Every record here needs to be written out again exactly.

▶ _Materials provided_:
▽

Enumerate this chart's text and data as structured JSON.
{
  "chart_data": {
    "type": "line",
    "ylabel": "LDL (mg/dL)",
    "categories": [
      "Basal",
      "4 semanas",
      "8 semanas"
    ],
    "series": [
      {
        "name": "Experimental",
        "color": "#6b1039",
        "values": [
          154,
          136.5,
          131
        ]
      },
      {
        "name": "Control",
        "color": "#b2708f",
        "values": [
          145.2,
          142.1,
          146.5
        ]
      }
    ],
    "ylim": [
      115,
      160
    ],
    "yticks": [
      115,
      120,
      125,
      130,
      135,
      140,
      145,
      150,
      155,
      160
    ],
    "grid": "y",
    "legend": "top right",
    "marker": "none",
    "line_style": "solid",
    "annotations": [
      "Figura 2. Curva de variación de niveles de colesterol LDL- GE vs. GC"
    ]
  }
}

△

▶ _Finished answer_:
Enumerate this chart's text and data as structured JSON.
{
  "chart_data": {
    "type": "line",
    "ylabel": "LDL (mg/dL)",
    "categories": [
      "Basal",
      "4 semanas",
      "8 semanas"
    ],
    "series": [
      {
        "name": "Experimental",
        "color": "#6b1039",
        "values": [
          154,
          136.5,
          131
        ]
      },
      {
        "name": "Control",
        "color": "#b2708f",
        "values": [
          145.2,
          142.1,
          146.5
        ]
      }
    ],
    "ylim": [
      115,
      160
    ],
    "yticks": [
      115,
      120,
      125,
      130,
      135,
      140,
      145,
      150,
      155,
      160
    ],
    "grid": "y",
    "legend": "top right",
    "marker": "none",
    "line_style": "solid",
    "annotations": [
      "Figura 2. Curva de variación de niveles de colesterol LDL- GE vs. GC"
    ]
  }
}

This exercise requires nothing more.